Your instructions ::
Copy nothing but the text: repeat each entry exactly and drop the images.
══════════
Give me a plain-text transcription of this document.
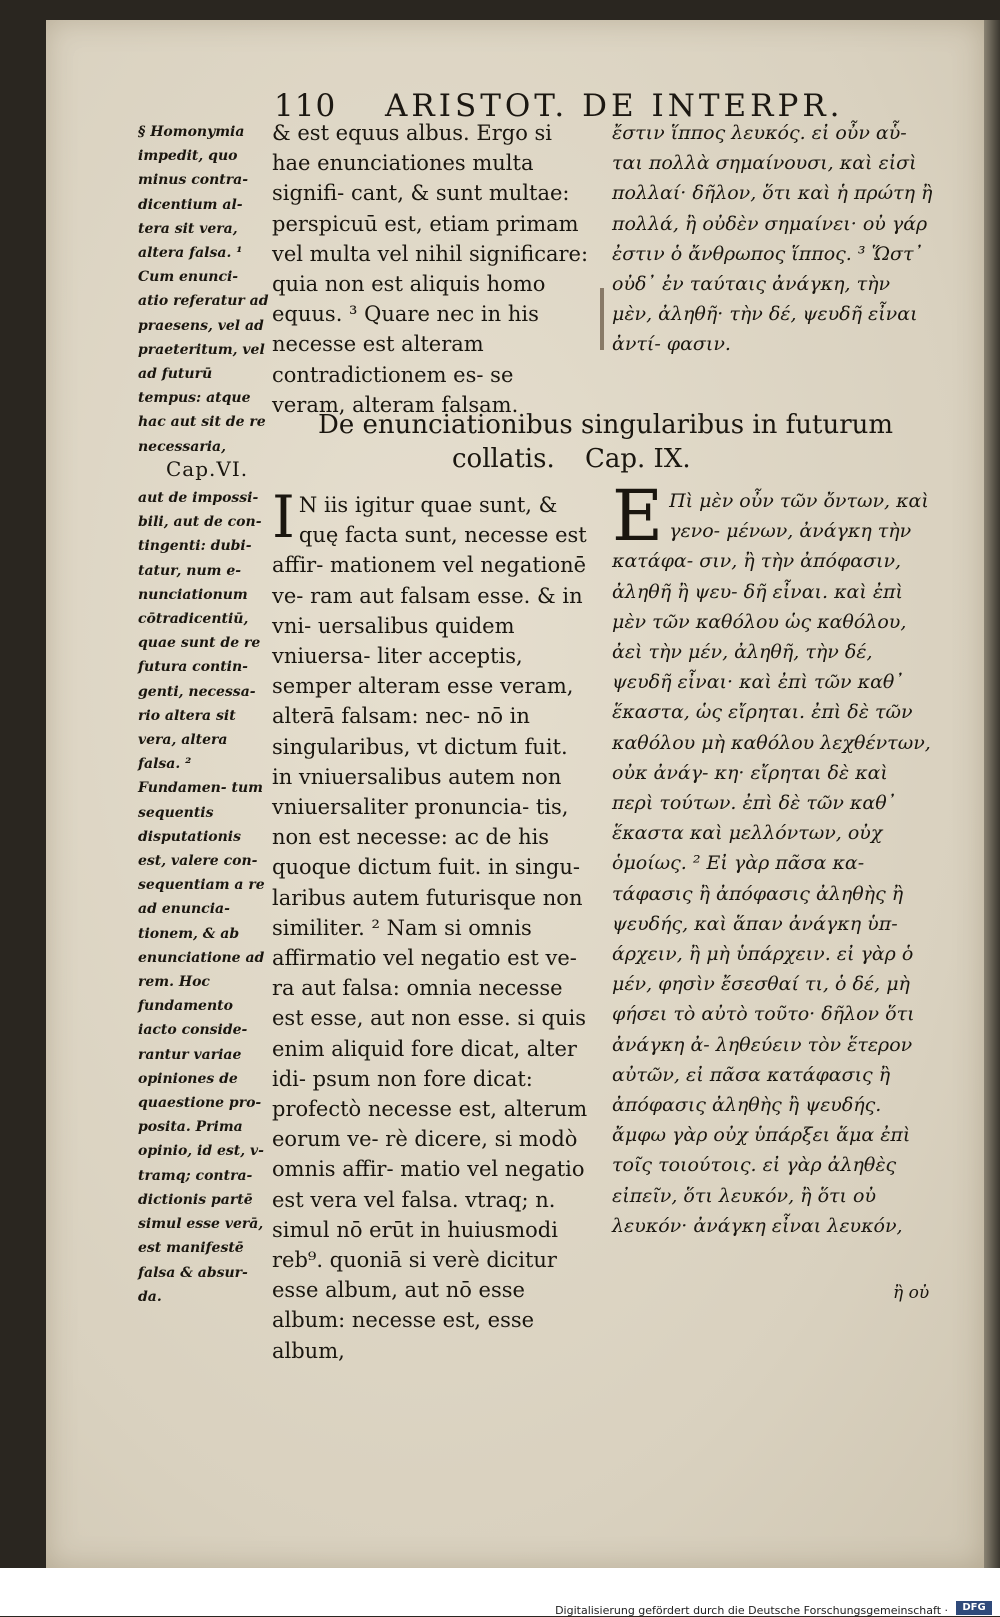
110 ARISTOT. DE INTERPR.
§ Homonymia impedit, quo minus contra- dicentium al- tera sit vera, altera falsa. ¹ Cum enunci- atio referatur ad praesens, vel ad praeteritum, vel ad futurū tempus: atque hac aut sit de re necessaria,
Cap.VI.
aut de impossi- bili, aut de con- tingenti: dubi- tatur, num e- nunciationum cōtradicentiū, quae sunt de re futura contin- genti, necessa- rio altera sit vera, altera falsa. ² Fundamen- tum sequentis disputationis est, valere con- sequentiam a re ad enuncia- tionem, & ab enunciatione ad rem. Hoc fundamento iacto conside- rantur variae opiniones de quaestione pro- posita. Prima opinio, id est, v- tramq; contra- dictionis partē simul esse verā, est manifestē falsa & absur- da.
& est equus albus. Ergo si hae enunciationes multa signifi- cant, & sunt multae: perspicuū est, etiam primam vel multa vel nihil significare: quia non est aliquis homo equus. ³ Quare nec in his necesse est alteram contradictionem es- se veram, alteram falsam.
ἔστιν ἵππος λευκός. εἰ οὖν αὗ- ται πολλὰ σημαίνουσι, καὶ εἰσὶ πολλαί· δῆλον, ὅτι καὶ ἡ πρώτη ἢ πολλά, ἢ οὐδὲν σημαίνει· οὐ γάρ ἐστιν ὁ ἄνθρωπος ἵππος. ³ Ὥστ᾽ οὐδ᾽ ἐν ταύταις ἀνάγκη, τὴν μὲν, ἀληθῆ· τὴν δέ, ψευδῆ εἶναι ἀντί- φασιν.
De enunciationibus singularibus in futurum
collatis. Cap. IX.
I N iis igitur quae sunt, & quę facta sunt, necesse est affir- mationem vel negationē ve- ram aut falsam esse. & in vni- uersalibus quidem vniuersa- liter acceptis, semper alteram esse veram, alterā falsam: nec- nō in singularibus, vt dictum fuit. in vniuersalibus autem non vniuersaliter pronuncia- tis, non est necesse: ac de his quoque dictum fuit. in singu- laribus autem futurisque non similiter. ² Nam si omnis affirmatio vel negatio est ve- ra aut falsa: omnia necesse est esse, aut non esse. si quis enim aliquid fore dicat, alter idi- psum non fore dicat: profectò necesse est, alterum eorum ve- rè dicere, si modò omnis affir- matio vel negatio est vera vel falsa. vtraq; n. simul nō erūt in huiusmodi reb⁹. quoniā si verè dicitur esse album, aut nō esse album: necesse est, esse album,
Ε Πὶ μὲν οὖν τῶν ὄντων, καὶ γενο- μένων, ἀνάγκη τὴν κατάφα- σιν, ἢ τὴν ἀπόφασιν, ἀληθῆ ἢ ψευ- δῆ εἶναι. καὶ ἐπὶ μὲν τῶν καθόλου ὡς καθόλου, ἀεὶ τὴν μέν, ἀληθῆ, τὴν δέ, ψευδῆ εἶναι· καὶ ἐπὶ τῶν καθ᾽ ἕκαστα, ὡς εἴρηται. ἐπὶ δὲ τῶν καθόλου μὴ καθόλου λεχθέντων, οὐκ ἀνάγ- κη· εἴρηται δὲ καὶ περὶ τούτων. ἐπὶ δὲ τῶν καθ᾽ ἕκαστα καὶ μελλόντων, οὐχ ὁμοίως. ² Εἰ γὰρ πᾶσα κα- τάφασις ἢ ἀπόφασις ἀληθὴς ἢ ψευδής, καὶ ἅπαν ἀνάγκη ὑπ- άρχειν, ἢ μὴ ὑπάρχειν. εἰ γὰρ ὁ μέν, φησὶν ἔσεσθαί τι, ὁ δέ, μὴ φήσει τὸ αὐτὸ τοῦτο· δῆλον ὅτι ἀνάγκη ἀ- ληθεύειν τὸν ἕτερον αὐτῶν, εἰ πᾶσα κατάφασις ἢ ἀπόφασις ἀληθὴς ἢ ψευδής. ἄμφω γὰρ οὐχ ὑπάρξει ἅμα ἐπὶ τοῖς τοιούτοις. εἰ γὰρ ἀληθὲς εἰπεῖν, ὅτι λευκόν, ἢ ὅτι οὐ λευκόν· ἀνάγκη εἶναι λευκόν,
ἢ οὐ
Digitalisierung gefördert durch die Deutsche Forschungsgemeinschaft ·	DFG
══════════
Completed task ::
Give me a plain-text transcription of this document.
110 ARISTOT. DE INTERPR.
§ Homonymia impedit, quo minus contra- dicentium al- tera sit vera, altera falsa. ¹ Cum enunci- atio referatur ad praesens, vel ad praeteritum, vel ad futurū tempus: atque hac aut sit de re necessaria,
Cap.VI.
aut de impossi- bili, aut de con- tingenti: dubi- tatur, num e- nunciationum cōtradicentiū, quae sunt de re futura contin- genti, necessa- rio altera sit vera, altera falsa. ² Fundamen- tum sequentis disputationis est, valere con- sequentiam a re ad enuncia- tionem, & ab enunciatione ad rem. Hoc fundamento iacto conside- rantur variae opiniones de quaestione pro- posita. Prima opinio, id est, v- tramq; contra- dictionis partē simul esse verā, est manifestē falsa & absur- da.
& est equus albus. Ergo si hae enunciationes multa signifi- cant, & sunt multae: perspicuū est, etiam primam vel multa vel nihil significare: quia non est aliquis homo equus. ³ Quare nec in his necesse est alteram contradictionem es- se veram, alteram falsam.
ἔστιν ἵππος λευκός. εἰ οὖν αὗ- ται πολλὰ σημαίνουσι, καὶ εἰσὶ πολλαί· δῆλον, ὅτι καὶ ἡ πρώτη ἢ πολλά, ἢ οὐδὲν σημαίνει· οὐ γάρ ἐστιν ὁ ἄνθρωπος ἵππος. ³ Ὥστ᾽ οὐδ᾽ ἐν ταύταις ἀνάγκη, τὴν μὲν, ἀληθῆ· τὴν δέ, ψευδῆ εἶναι ἀντί- φασιν.
De enunciationibus singularibus in futurum
collatis. Cap. IX.
I N iis igitur quae sunt, & quę facta sunt, necesse est affir- mationem vel negationē ve- ram aut falsam esse. & in vni- uersalibus quidem vniuersa- liter acceptis, semper alteram esse veram, alterā falsam: nec- nō in singularibus, vt dictum fuit. in vniuersalibus autem non vniuersaliter pronuncia- tis, non est necesse: ac de his quoque dictum fuit. in singu- laribus autem futurisque non similiter. ² Nam si omnis affirmatio vel negatio est ve- ra aut falsa: omnia necesse est esse, aut non esse. si quis enim aliquid fore dicat, alter idi- psum non fore dicat: profectò necesse est, alterum eorum ve- rè dicere, si modò omnis affir- matio vel negatio est vera vel falsa. vtraq; n. simul nō erūt in huiusmodi reb⁹. quoniā si verè dicitur esse album, aut nō esse album: necesse est, esse album,
Ε Πὶ μὲν οὖν τῶν ὄντων, καὶ γενο- μένων, ἀνάγκη τὴν κατάφα- σιν, ἢ τὴν ἀπόφασιν, ἀληθῆ ἢ ψευ- δῆ εἶναι. καὶ ἐπὶ μὲν τῶν καθόλου ὡς καθόλου, ἀεὶ τὴν μέν, ἀληθῆ, τὴν δέ, ψευδῆ εἶναι· καὶ ἐπὶ τῶν καθ᾽ ἕκαστα, ὡς εἴρηται. ἐπὶ δὲ τῶν καθόλου μὴ καθόλου λεχθέντων, οὐκ ἀνάγ- κη· εἴρηται δὲ καὶ περὶ τούτων. ἐπὶ δὲ τῶν καθ᾽ ἕκαστα καὶ μελλόντων, οὐχ ὁμοίως. ² Εἰ γὰρ πᾶσα κα- τάφασις ἢ ἀπόφασις ἀληθὴς ἢ ψευδής, καὶ ἅπαν ἀνάγκη ὑπ- άρχειν, ἢ μὴ ὑπάρχειν. εἰ γὰρ ὁ μέν, φησὶν ἔσεσθαί τι, ὁ δέ, μὴ φήσει τὸ αὐτὸ τοῦτο· δῆλον ὅτι ἀνάγκη ἀ- ληθεύειν τὸν ἕτερον αὐτῶν, εἰ πᾶσα κατάφασις ἢ ἀπόφασις ἀληθὴς ἢ ψευδής. ἄμφω γὰρ οὐχ ὑπάρξει ἅμα ἐπὶ τοῖς τοιούτοις. εἰ γὰρ ἀληθὲς εἰπεῖν, ὅτι λευκόν, ἢ ὅτι οὐ λευκόν· ἀνάγκη εἶναι λευκόν,
ἢ οὐ
Digitalisierung gefördert durch die Deutsche Forschungsgemeinschaft ·	DFG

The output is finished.